= PERGUNTAS A RESPONDER =
1. No trecho sobre o combate à fome em São Paulo, em que mês e ano o Consea/SP retomou suas atividades?
2. Continue o texto sobre o combate à fome em São Paulo a partir do ponto em que ele termina.

= TRECHO FORNECIDO =
◆ ◆ ◆ ◆ ◆ ◆ ◆
Prova disso, é o não cumprimento do Plano Estadual de Segurança Alimentar e Nutricional, por parte dos órgãos públicos. Tal documento, elaborado com base em ampla discussão e participação da sociedade civil, contém diretrizes e metas importantes para a promoção da segurança alimentar e nutricional em São Paulo. No entanto, a falta de comprometimento com a implementação efetiva do plano prejudica os avanços necessários no combate à fome.
Importância das ONGs no combate à fome
Durante a pandemia, à medida que o coronavírus se propagava, algumas iniciativas do governo paralisaram suas atividades. Para Vanuzia Teixeira, coordenadora do Consea/SP, o agravamento da fome teve grande relação com a paralização do conselho em 2020. “Justamente neste momento bem delicado, o conselho foi obrigado a paralisar suas atividades”, afirma a coordenadora. A retomada aconteceu apenas em julho de 2021, enfrentando o pós-Covid.
◆ ◆ ◆ ◆ ◆ ◆ ◆
(Entradas de dados coletados)

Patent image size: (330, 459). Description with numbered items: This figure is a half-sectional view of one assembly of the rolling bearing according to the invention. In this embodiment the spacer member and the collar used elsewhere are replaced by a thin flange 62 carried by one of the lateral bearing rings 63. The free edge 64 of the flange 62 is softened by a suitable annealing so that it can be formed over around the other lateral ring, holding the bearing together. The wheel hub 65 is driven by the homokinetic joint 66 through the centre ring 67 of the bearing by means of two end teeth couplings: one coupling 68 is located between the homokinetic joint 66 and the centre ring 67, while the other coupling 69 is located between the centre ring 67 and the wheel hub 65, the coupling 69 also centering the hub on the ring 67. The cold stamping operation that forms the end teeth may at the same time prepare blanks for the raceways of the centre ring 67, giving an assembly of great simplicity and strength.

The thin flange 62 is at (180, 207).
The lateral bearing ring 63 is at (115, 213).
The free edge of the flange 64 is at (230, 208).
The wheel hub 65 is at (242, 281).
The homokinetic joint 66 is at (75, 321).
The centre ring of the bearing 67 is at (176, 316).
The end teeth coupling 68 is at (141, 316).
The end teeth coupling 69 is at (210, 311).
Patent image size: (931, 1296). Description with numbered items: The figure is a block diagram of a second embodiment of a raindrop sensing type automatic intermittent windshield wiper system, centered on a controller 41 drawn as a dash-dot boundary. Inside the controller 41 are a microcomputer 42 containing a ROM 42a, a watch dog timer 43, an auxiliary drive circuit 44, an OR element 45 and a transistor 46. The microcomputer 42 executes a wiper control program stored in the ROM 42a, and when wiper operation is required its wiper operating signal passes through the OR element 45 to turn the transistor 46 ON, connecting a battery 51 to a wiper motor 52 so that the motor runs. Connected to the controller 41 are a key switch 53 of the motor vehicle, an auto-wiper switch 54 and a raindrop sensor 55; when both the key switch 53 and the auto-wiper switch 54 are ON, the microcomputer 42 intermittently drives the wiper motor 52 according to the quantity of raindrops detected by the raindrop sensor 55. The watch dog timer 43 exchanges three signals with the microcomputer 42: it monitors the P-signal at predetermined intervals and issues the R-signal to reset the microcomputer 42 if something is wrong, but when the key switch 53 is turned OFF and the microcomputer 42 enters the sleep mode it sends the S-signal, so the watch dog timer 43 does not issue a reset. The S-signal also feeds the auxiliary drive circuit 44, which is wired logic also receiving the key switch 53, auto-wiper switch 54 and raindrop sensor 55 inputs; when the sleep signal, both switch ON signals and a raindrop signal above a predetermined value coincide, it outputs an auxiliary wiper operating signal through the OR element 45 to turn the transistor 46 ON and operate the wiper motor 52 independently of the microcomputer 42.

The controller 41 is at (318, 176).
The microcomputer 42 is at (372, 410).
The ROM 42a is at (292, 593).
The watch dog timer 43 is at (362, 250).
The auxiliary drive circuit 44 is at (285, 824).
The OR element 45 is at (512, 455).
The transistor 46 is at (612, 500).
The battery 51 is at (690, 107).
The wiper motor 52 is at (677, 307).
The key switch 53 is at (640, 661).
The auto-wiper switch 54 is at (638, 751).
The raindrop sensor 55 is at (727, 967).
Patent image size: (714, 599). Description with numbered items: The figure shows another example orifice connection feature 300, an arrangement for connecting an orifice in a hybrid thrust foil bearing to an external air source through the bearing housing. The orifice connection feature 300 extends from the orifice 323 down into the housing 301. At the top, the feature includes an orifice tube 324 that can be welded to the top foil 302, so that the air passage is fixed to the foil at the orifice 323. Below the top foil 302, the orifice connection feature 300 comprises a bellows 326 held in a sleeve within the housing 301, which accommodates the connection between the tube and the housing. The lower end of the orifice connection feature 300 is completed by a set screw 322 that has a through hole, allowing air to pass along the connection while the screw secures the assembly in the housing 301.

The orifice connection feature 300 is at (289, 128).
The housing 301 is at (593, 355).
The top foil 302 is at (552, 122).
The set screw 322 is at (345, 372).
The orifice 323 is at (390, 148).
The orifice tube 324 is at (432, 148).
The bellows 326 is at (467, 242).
◆ ◆ ◆ ◆ ◆ ◆ ◆
= PROBLEMAS RESOLVIDOS =
1. Em julho de 2021.

2.
Por conta da interrupção do conselho, o combate à fome em São Paulo teve um grande aliado: as ONGs. Marília Touças, afirmou que com o avançar do isolamento, se deparou com muitas pessoas em situação de rua. “Todos os dias encontrávamos famílias inteiras, com malas e alguns pertences, recém-chegadas à rua. Sem trabalho, sem dinheiro, sem moradia e passando fome”.
Para Rubens, as ONGs foram ágeis e efetivas no combate à insegurança alimentar durante a pandemia. Essas organizações têm capilaridade no tecido urbano e conhecimento das comunidades locais. Dessa forma, o Estado pode firmar convênios com as organizações formais. “O Estado é razoavelmente eficiente para coletar alimentos, enquanto as ONGs são eficientes para distribuir a comida”, afirma o especialista.
João Dornellas, presidente do Consea/SP, reitera sobre a importância do auxílio das organizações não governamentais no combate à fome, “A atuação das ONGs e da iniciativa privada tem grande relevância para o enfrentamento da insegurança alimentar e para o combate ao desperdício de alimentos, e há diversas parcerias em todo o estado”.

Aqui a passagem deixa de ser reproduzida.